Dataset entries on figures
──────────────────────────────
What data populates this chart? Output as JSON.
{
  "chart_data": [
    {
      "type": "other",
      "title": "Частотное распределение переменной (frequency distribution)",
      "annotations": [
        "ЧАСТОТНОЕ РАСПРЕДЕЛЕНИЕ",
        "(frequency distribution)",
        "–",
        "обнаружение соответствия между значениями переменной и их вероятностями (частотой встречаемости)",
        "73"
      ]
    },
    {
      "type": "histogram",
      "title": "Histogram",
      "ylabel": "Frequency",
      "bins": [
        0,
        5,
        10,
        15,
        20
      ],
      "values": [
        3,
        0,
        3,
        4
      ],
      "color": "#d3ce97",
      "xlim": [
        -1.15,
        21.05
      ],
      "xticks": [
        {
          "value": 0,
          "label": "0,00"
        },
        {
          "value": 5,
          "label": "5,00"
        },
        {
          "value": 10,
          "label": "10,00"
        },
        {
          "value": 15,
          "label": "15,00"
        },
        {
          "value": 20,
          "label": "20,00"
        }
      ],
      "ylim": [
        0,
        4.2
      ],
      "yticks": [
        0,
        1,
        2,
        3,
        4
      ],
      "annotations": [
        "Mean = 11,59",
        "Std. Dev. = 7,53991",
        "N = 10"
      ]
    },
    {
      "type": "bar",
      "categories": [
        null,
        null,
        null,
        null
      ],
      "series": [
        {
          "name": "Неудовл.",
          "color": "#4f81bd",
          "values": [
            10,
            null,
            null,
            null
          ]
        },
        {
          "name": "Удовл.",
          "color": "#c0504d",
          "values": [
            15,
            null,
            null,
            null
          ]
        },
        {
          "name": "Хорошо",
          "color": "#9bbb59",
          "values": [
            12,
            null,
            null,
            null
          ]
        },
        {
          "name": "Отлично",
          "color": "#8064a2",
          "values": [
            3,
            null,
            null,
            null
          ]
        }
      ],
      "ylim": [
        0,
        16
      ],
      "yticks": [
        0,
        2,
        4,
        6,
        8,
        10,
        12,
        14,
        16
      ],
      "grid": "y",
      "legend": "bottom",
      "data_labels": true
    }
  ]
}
──────────────────────────────
◆ The task ◆
Write out every entry exactly as given.

◆ Task response ◆
What data populates this chart? Output as JSON.
{
  "chart_data": [
    {
      "type": "other",
      "title": "Частотное распределение переменной (frequency distribution)",
      "annotations": [
        "ЧАСТОТНОЕ РАСПРЕДЕЛЕНИЕ",
        "(frequency distribution)",
        "–",
        "обнаружение соответствия между значениями переменной и их вероятностями (частотой встречаемости)",
        "73"
      ]
    },
    {
      "type": "histogram",
      "title": "Histogram",
      "ylabel": "Frequency",
      "bins": [
        0,
        5,
        10,
        15,
        20
      ],
      "values": [
        3,
        0,
        3,
        4
      ],
      "color": "#d3ce97",
      "xlim": [
        -1.15,
        21.05
      ],
      "xticks": [
        {
          "value": 0,
          "label": "0,00"
        },
        {
          "value": 5,
          "label": "5,00"
        },
        {
          "value": 10,
          "label": "10,00"
        },
        {
          "value": 15,
          "label": "15,00"
        },
        {
          "value": 20,
          "label": "20,00"
        }
      ],
      "ylim": [
        0,
        4.2
      ],
      "yticks": [
        0,
        1,
        2,
        3,
        4
      ],
      "annotations": [
        "Mean = 11,59",
        "Std. Dev. = 7,53991",
        "N = 10"
      ]
    },
    {
      "type": "bar",
      "categories": [
        null,
        null,
        null,
        null
      ],
      "series": [
        {
          "name": "Неудовл.",
          "color": "#4f81bd",
          "values": [
            10,
            null,
            null,
            null
          ]
        },
        {
          "name": "Удовл.",
          "color": "#c0504d",
          "values": [
            15,
            null,
            null,
            null
          ]
        },
        {
          "name": "Хорошо",
          "color": "#9bbb59",
          "values": [
            12,
            null,
            null,
            null
          ]
        },
        {
          "name": "Отлично",
          "color": "#8064a2",
          "values": [
            3,
            null,
            null,
            null
          ]
        }
      ],
      "ylim": [
        0,
        16
      ],
      "yticks": [
        0,
        2,
        4,
        6,
        8,
        10,
        12,
        14,
        16
      ],
      "grid": "y",
      "legend": "bottom",
      "data_labels": true
    }
  ]
}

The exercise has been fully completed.